Look at each line of the records and count those with "ylabel" in them. Please answer with the count alone.

--- START OF Records for the exercise ---

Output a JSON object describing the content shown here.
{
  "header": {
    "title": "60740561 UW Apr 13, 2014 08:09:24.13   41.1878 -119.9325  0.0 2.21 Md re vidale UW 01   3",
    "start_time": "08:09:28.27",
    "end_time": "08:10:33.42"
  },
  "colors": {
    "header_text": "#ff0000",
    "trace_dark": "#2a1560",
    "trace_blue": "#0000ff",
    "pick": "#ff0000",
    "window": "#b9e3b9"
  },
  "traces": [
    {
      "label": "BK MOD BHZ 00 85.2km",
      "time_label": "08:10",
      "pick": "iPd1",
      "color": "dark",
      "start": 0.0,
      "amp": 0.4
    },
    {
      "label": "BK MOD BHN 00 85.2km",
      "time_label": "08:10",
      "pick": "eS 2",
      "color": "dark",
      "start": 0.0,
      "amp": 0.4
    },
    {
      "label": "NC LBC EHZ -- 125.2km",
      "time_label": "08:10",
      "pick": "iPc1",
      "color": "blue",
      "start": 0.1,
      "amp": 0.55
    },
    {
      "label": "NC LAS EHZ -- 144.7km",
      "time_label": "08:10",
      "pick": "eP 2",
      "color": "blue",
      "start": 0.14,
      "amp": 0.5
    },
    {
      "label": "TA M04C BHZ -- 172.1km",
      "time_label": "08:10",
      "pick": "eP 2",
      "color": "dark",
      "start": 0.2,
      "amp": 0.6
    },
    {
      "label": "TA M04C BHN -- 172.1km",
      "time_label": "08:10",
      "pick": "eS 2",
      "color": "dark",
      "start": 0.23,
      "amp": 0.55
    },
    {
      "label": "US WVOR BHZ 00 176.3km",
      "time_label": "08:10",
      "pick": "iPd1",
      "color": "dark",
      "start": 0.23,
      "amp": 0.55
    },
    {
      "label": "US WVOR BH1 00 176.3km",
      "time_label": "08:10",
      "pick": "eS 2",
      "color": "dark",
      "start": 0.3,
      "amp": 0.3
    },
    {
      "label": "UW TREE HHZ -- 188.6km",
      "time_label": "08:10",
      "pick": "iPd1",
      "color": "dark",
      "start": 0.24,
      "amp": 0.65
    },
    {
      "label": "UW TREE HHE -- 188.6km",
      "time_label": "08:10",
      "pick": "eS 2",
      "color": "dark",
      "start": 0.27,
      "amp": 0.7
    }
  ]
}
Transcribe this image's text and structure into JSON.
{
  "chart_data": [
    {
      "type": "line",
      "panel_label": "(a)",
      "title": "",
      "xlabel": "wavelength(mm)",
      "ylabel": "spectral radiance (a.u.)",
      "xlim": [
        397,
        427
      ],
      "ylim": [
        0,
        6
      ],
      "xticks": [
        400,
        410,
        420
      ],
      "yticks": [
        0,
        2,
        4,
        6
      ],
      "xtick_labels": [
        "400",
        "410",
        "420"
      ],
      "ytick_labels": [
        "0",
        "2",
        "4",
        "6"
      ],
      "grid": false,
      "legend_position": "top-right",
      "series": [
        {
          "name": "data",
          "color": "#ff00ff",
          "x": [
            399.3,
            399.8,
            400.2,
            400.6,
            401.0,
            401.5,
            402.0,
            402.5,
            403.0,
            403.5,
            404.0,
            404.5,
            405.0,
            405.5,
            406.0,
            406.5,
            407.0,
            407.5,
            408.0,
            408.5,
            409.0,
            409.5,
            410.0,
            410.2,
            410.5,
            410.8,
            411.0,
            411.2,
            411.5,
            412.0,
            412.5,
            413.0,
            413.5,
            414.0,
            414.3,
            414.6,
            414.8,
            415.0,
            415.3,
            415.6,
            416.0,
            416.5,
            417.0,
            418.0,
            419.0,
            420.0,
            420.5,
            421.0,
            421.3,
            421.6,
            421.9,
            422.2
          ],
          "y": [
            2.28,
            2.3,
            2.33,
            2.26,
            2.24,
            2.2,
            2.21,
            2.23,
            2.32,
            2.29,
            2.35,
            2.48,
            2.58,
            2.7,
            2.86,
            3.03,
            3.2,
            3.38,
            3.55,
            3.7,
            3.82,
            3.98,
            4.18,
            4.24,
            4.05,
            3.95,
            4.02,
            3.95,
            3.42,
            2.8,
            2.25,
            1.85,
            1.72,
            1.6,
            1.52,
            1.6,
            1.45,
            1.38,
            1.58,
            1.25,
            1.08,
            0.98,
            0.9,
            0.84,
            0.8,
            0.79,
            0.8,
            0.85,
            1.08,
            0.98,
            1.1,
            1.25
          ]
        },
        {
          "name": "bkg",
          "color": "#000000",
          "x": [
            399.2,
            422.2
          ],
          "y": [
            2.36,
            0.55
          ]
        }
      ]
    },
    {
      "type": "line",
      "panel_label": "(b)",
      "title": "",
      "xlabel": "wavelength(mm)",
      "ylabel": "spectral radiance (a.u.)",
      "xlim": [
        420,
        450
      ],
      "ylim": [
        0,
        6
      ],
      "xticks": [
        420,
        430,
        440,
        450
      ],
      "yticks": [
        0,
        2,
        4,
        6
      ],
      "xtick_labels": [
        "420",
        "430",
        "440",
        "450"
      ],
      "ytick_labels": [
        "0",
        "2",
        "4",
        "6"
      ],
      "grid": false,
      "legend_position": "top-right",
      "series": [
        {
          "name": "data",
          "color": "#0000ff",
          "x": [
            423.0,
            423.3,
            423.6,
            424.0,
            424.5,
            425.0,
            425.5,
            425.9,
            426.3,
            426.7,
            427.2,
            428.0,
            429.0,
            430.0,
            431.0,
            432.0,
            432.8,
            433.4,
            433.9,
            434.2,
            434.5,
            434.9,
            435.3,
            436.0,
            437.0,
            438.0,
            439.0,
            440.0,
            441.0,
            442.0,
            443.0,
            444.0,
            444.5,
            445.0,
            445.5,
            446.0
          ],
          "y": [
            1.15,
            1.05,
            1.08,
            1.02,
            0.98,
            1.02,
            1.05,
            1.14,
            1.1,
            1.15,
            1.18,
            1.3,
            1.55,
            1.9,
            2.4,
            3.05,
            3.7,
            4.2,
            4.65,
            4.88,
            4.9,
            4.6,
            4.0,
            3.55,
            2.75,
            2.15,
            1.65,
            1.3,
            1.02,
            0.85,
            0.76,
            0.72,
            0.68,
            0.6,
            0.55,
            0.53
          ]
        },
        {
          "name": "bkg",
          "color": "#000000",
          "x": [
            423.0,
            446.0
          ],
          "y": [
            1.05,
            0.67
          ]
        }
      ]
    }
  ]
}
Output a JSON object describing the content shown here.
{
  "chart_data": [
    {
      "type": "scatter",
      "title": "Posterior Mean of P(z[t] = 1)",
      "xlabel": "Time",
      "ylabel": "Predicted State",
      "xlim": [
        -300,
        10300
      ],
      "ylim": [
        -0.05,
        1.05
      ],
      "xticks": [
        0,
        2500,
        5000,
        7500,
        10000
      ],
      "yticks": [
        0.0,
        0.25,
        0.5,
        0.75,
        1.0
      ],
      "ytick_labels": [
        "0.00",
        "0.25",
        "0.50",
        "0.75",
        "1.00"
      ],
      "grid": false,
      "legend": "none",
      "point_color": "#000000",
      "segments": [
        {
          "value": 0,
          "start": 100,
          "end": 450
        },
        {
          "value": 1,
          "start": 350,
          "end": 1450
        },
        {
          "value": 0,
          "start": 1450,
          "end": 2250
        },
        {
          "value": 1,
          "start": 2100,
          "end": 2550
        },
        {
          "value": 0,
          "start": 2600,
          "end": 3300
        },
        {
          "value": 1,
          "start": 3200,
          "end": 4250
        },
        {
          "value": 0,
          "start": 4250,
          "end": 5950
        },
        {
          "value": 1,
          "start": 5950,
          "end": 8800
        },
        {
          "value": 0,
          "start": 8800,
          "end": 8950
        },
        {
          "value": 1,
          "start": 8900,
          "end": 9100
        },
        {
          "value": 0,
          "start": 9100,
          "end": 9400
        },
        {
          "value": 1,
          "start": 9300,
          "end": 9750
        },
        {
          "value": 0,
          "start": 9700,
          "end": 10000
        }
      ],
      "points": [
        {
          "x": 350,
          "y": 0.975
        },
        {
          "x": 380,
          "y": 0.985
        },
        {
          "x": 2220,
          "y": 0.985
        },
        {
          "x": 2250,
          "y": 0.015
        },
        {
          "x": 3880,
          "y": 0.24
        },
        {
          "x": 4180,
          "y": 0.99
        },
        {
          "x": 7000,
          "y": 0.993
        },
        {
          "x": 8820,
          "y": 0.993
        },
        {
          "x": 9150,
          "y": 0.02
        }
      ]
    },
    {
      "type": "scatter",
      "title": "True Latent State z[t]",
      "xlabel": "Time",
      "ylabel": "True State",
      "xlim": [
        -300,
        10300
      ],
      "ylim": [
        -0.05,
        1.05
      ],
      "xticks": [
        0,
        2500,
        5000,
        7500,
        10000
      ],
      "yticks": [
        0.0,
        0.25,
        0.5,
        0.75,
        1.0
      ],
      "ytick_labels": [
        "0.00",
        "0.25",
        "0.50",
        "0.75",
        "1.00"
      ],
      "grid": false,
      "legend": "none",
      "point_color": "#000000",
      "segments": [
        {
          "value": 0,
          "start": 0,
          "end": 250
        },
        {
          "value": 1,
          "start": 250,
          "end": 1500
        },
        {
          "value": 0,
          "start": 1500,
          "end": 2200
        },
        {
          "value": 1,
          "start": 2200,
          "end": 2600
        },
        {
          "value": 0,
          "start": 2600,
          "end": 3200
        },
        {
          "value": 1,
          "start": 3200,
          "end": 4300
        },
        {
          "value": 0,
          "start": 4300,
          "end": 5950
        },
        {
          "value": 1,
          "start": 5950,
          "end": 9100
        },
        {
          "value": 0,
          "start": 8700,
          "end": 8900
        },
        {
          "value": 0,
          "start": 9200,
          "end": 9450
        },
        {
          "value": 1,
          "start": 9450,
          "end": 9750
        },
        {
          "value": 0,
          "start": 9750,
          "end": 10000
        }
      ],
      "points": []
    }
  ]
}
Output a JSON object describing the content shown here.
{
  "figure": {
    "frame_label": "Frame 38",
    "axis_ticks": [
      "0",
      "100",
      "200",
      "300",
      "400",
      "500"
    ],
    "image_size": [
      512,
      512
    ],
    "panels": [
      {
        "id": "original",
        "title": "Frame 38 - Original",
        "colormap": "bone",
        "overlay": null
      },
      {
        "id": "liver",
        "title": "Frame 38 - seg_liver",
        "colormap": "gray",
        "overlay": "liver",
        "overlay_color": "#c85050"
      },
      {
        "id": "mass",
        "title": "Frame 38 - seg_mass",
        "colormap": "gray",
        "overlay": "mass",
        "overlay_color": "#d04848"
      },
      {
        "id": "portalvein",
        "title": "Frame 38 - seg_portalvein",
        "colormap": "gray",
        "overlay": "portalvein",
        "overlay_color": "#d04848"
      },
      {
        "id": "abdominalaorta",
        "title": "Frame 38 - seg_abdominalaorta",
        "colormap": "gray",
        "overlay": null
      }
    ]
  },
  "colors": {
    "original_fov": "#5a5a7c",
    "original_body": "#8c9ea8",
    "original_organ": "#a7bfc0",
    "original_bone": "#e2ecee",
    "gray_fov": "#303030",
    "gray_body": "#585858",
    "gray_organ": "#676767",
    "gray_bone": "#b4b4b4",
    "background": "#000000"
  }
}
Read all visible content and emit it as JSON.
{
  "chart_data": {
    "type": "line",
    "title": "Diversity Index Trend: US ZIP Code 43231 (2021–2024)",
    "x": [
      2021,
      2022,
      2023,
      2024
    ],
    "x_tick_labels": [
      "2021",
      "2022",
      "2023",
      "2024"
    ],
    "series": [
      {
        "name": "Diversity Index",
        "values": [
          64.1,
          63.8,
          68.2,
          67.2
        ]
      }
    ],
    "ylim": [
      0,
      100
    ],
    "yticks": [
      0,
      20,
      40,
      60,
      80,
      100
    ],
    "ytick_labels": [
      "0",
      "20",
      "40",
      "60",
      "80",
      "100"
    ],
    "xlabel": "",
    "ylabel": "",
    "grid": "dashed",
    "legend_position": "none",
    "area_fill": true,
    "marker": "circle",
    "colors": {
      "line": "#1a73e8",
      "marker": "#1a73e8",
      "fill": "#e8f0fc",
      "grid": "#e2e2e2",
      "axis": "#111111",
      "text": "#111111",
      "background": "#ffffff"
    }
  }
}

--- END OF Records for the exercise ---

### Solution to the exercise
5